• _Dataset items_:
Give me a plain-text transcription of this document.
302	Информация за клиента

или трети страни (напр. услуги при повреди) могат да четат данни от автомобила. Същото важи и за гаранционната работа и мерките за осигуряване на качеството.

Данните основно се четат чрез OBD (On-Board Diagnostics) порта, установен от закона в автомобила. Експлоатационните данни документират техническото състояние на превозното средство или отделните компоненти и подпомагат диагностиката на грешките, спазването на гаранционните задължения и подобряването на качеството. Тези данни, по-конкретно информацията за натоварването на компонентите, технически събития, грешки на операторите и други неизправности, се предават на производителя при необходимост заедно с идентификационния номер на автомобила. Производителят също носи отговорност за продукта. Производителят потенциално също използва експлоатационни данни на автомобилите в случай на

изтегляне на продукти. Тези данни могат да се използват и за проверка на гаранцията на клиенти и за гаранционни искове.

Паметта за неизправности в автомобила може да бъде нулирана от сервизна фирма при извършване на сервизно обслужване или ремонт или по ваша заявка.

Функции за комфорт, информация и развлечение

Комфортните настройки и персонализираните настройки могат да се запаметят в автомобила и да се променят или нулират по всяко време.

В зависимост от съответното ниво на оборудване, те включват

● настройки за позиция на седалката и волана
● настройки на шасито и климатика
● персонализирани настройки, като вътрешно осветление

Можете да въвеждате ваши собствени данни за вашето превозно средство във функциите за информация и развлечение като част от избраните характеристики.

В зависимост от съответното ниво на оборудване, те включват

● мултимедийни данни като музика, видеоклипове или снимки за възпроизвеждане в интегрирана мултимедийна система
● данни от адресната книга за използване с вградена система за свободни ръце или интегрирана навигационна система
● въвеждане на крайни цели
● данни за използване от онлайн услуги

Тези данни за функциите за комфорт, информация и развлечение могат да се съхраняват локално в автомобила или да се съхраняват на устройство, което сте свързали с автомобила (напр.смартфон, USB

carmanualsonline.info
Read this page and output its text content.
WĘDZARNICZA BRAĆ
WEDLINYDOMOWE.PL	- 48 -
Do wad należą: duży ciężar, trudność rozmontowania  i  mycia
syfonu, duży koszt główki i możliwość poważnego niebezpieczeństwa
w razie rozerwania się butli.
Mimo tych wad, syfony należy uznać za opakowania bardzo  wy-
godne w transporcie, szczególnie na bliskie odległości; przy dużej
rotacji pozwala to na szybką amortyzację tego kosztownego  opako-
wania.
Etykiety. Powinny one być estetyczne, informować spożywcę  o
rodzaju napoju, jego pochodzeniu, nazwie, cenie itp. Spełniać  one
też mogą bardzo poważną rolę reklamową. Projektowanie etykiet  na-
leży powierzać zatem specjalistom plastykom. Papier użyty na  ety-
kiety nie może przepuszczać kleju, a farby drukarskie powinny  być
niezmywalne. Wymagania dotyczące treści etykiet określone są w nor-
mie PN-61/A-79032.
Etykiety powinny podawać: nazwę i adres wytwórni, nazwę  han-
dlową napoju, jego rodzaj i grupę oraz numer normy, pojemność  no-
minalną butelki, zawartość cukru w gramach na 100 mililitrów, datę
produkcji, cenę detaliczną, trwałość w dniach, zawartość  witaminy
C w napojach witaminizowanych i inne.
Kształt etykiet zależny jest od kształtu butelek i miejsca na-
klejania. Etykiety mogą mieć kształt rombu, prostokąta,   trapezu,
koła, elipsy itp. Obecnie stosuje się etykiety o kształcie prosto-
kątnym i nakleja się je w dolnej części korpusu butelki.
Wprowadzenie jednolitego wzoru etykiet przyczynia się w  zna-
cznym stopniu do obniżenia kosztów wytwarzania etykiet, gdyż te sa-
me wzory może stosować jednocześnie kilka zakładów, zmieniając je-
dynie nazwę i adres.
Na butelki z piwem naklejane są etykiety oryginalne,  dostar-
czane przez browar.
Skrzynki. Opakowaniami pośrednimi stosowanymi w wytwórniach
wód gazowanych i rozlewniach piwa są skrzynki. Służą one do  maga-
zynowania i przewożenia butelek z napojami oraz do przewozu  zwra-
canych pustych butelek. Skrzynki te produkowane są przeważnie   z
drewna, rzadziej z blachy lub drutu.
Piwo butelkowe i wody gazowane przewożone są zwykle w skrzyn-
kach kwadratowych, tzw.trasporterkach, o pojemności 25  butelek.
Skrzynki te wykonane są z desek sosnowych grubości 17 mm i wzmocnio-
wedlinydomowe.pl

• _TASK REQUIREMENTS_:
Looking at the entries above, say how many lines contain the word "napoju". Only the number is wanted.

• _REPLY_:
2